Task to carry out:
Copy the lines below exactly, from the line containing "calendar-day[interactable]: Dom 18" through the line containing "calendar-day-number: 9 — [402, 750, 410, 763]", including both of those lines.

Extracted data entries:
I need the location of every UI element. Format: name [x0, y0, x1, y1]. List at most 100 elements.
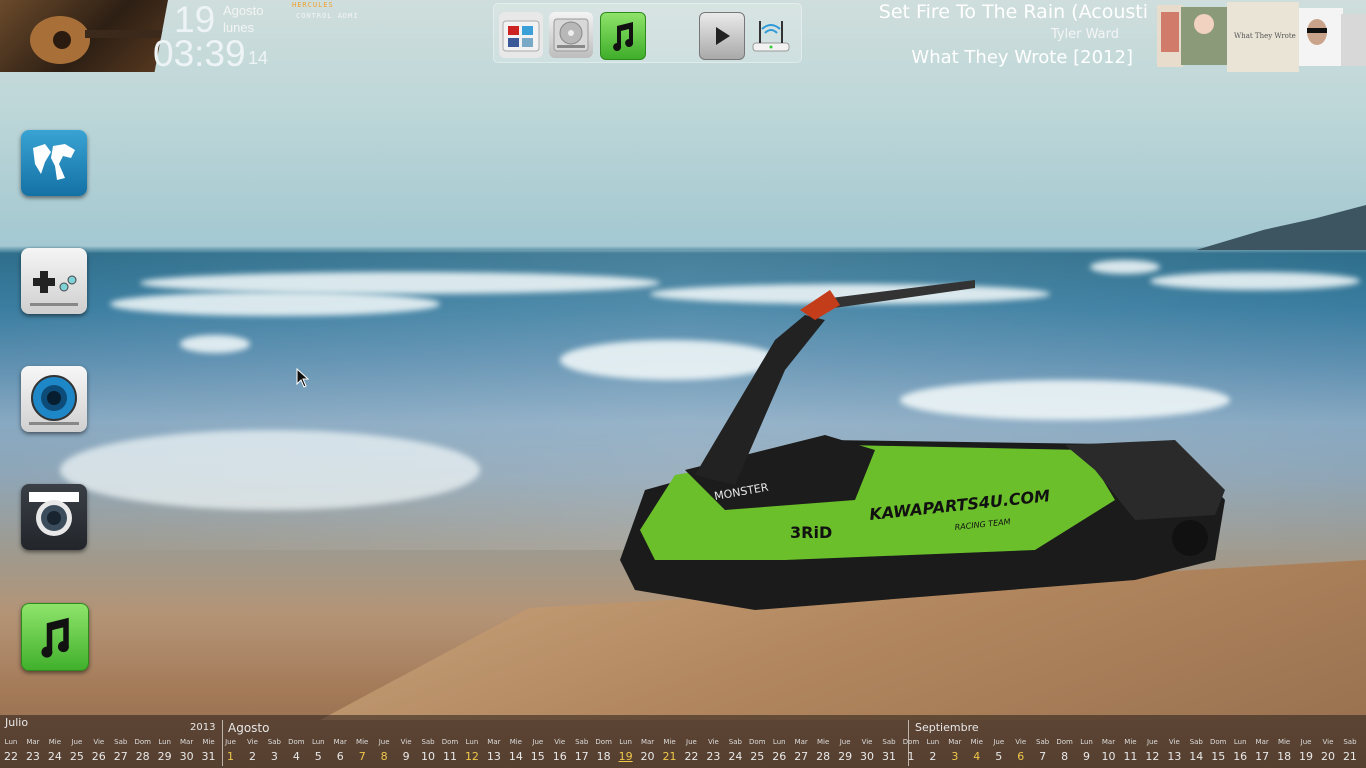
calendar-day[interactable]: Dom 18 — [593, 738, 615, 763]
calendar-day[interactable]: Dom 1 — [900, 738, 922, 763]
calendar-day[interactable]: Lun 5 — [307, 738, 329, 763]
calendar-day[interactable]: Vie 20 — [1317, 738, 1339, 763]
calendar-day-number: 9 — [402, 750, 410, 763]
clock-time: 03:39 — [153, 33, 246, 74]
calendar-day[interactable]: Mie 24 — [44, 738, 66, 763]
calendar-day[interactable]: Mar 20 — [637, 738, 659, 763]
world-map-icon[interactable] — [21, 130, 87, 196]
calendar-day[interactable]: Mie 11 — [1119, 738, 1141, 763]
calendar-day[interactable]: Lun 16 — [1229, 738, 1251, 763]
calendar-day[interactable]: Mie 31 — [198, 738, 220, 763]
calendar-day-number: 4 — [973, 750, 981, 763]
calendar-day[interactable]: Lun 12 — [461, 738, 483, 763]
calendar-day[interactable]: Sab 17 — [571, 738, 593, 763]
calendar-day[interactable]: Jue 1 — [220, 738, 242, 763]
calendar-day[interactable]: Jue 25 — [66, 738, 88, 763]
wave — [110, 292, 440, 316]
calendar-day[interactable]: Mar 13 — [483, 738, 505, 763]
calendar-day[interactable]: Mie 28 — [812, 738, 834, 763]
camera-icon[interactable] — [21, 484, 87, 550]
calendar-day[interactable]: Mie 7 — [351, 738, 373, 763]
calendar-weekday-label: Lun — [772, 738, 786, 746]
calendar-day[interactable]: Sab 7 — [1032, 738, 1054, 763]
calendar-day[interactable]: Sab 14 — [1185, 738, 1207, 763]
calendar-day[interactable]: Jue 15 — [527, 738, 549, 763]
link-control-admin[interactable]: CONTROL ADMI — [292, 11, 359, 22]
wifi-router-icon[interactable] — [749, 12, 793, 58]
calendar-day-number: 5 — [314, 750, 322, 763]
album-covers-strip[interactable]: What They Wrote — [1157, 2, 1366, 72]
calendar-day-number: 20 — [1321, 750, 1335, 763]
calendar-day[interactable]: Dom 28 — [132, 738, 154, 763]
calendar-weekday-label: Mar — [1255, 738, 1269, 746]
calendar-day[interactable]: Mar 3 — [944, 738, 966, 763]
calendar-day[interactable]: Dom 4 — [285, 738, 307, 763]
calendar-day[interactable]: Sab 27 — [110, 738, 132, 763]
calendar-weekday-label: Mar — [26, 738, 40, 746]
calendar-day-number: 23 — [25, 750, 40, 763]
calendar-day[interactable]: Dom 8 — [1054, 738, 1076, 763]
link-hercules[interactable]: HERCULES — [292, 0, 359, 11]
calendar-day[interactable]: Dom 11 — [439, 738, 461, 763]
calendar-day-number: 21 — [662, 750, 677, 763]
calendar-day-number: 29 — [157, 750, 172, 763]
calendar-day[interactable]: Mie 4 — [966, 738, 988, 763]
calendar-day[interactable]: Jue 22 — [680, 738, 702, 763]
calendar-day[interactable]: Mar 23 — [22, 738, 44, 763]
calendar-day[interactable]: Dom 15 — [1207, 738, 1229, 763]
gamepad-icon[interactable] — [21, 248, 87, 314]
music-note-icon[interactable] — [600, 12, 646, 60]
calendar-day[interactable]: Mar 10 — [1098, 738, 1120, 763]
calendar-weekday-label: Mie — [202, 738, 215, 746]
calendar-day-number: 26 — [91, 750, 106, 763]
calendar-day[interactable]: Jue 8 — [373, 738, 395, 763]
social-folder-icon[interactable] — [499, 12, 543, 58]
play-icon[interactable] — [699, 12, 745, 60]
music-note-icon[interactable] — [21, 603, 89, 671]
calendar-day[interactable]: Jue 5 — [988, 738, 1010, 763]
calendar-day[interactable]: Vie 26 — [88, 738, 110, 763]
calendar-day[interactable]: Sab 21 — [1339, 738, 1361, 763]
calendar-day[interactable]: Vie 16 — [549, 738, 571, 763]
calendar-day[interactable]: Sab 24 — [724, 738, 746, 763]
calendar-day[interactable]: Jue 29 — [834, 738, 856, 763]
calendar-day[interactable]: Vie 30 — [856, 738, 878, 763]
clock-month: Agosto — [223, 3, 264, 18]
calendar-day-number: 10 — [1101, 750, 1116, 763]
now-playing-album: What They Wrote [2012] — [911, 47, 1133, 68]
calendar-day[interactable]: Sab 31 — [878, 738, 900, 763]
calendar-day[interactable]: Sab 10 — [417, 738, 439, 763]
calendar-day[interactable]: Lun 29 — [154, 738, 176, 763]
calendar-day[interactable]: Mar 6 — [329, 738, 351, 763]
calendar-day[interactable]: Mar 17 — [1251, 738, 1273, 763]
calendar-day[interactable]: Lun 2 — [922, 738, 944, 763]
calendar-day-number: 19 — [1299, 750, 1314, 763]
calendar-day[interactable]: Lun 26 — [768, 738, 790, 763]
calendar-weekday-label: Lun — [1080, 738, 1093, 746]
calendar-weekday-label: Sab — [1189, 738, 1203, 746]
calendar-day[interactable]: Mie 21 — [659, 738, 681, 763]
calendar-day[interactable]: Vie 13 — [1163, 738, 1185, 763]
calendar-weekday-label: Dom — [902, 738, 920, 746]
hard-drive-icon[interactable] — [549, 12, 593, 58]
calendar-day[interactable]: Mar 27 — [790, 738, 812, 763]
calendar-day[interactable]: Lun 19 — [615, 738, 637, 763]
calendar-day-number: 27 — [113, 750, 128, 763]
calendar-day-number: 15 — [530, 750, 545, 763]
calendar-day[interactable]: Sab 3 — [263, 738, 285, 763]
calendar-day[interactable]: Mie 18 — [1273, 738, 1295, 763]
calendar-day[interactable]: Lun 9 — [1076, 738, 1098, 763]
calendar-day[interactable]: Mie 14 — [505, 738, 527, 763]
calendar-day[interactable]: Mar 30 — [176, 738, 198, 763]
calendar-day[interactable]: Vie 9 — [395, 738, 417, 763]
calendar-day[interactable]: Lun 22 — [0, 738, 22, 763]
calendar-day[interactable]: Vie 2 — [241, 738, 263, 763]
eye-icon[interactable] — [21, 366, 87, 432]
calendar-day[interactable]: Jue 19 — [1295, 738, 1317, 763]
calendar-day[interactable]: Dom 25 — [746, 738, 768, 763]
calendar-day[interactable]: Jue 12 — [1141, 738, 1163, 763]
calendar-day[interactable]: Vie 6 — [1010, 738, 1032, 763]
calendar-day[interactable]: Vie 23 — [702, 738, 724, 763]
calendar-day-number: 31 — [201, 750, 216, 763]
calendar-weekday-label: Sab — [728, 738, 742, 746]
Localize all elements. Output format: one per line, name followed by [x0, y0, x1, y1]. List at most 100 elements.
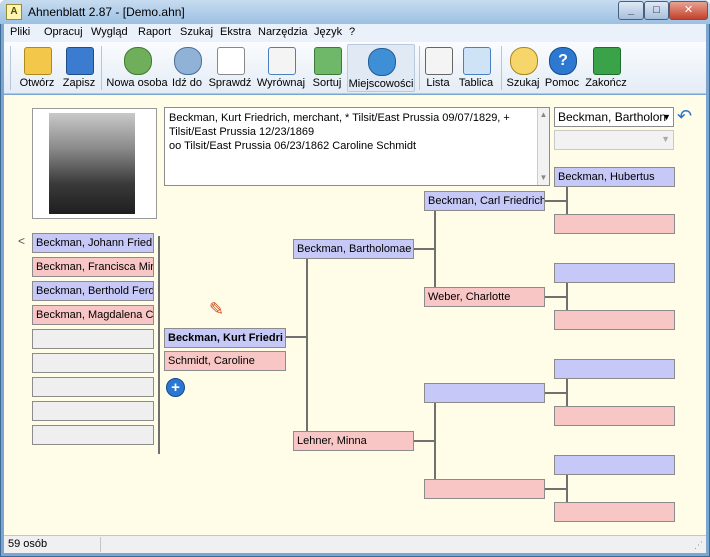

The output:
calendar-day[interactable]: Dom 18 — [593, 738, 615, 763]
calendar-day[interactable]: Dom 1 — [900, 738, 922, 763]
calendar-day[interactable]: Lun 5 — [307, 738, 329, 763]
calendar-day[interactable]: Vie 20 — [1317, 738, 1339, 763]
calendar-day-number: 9 — [402, 750, 410, 763]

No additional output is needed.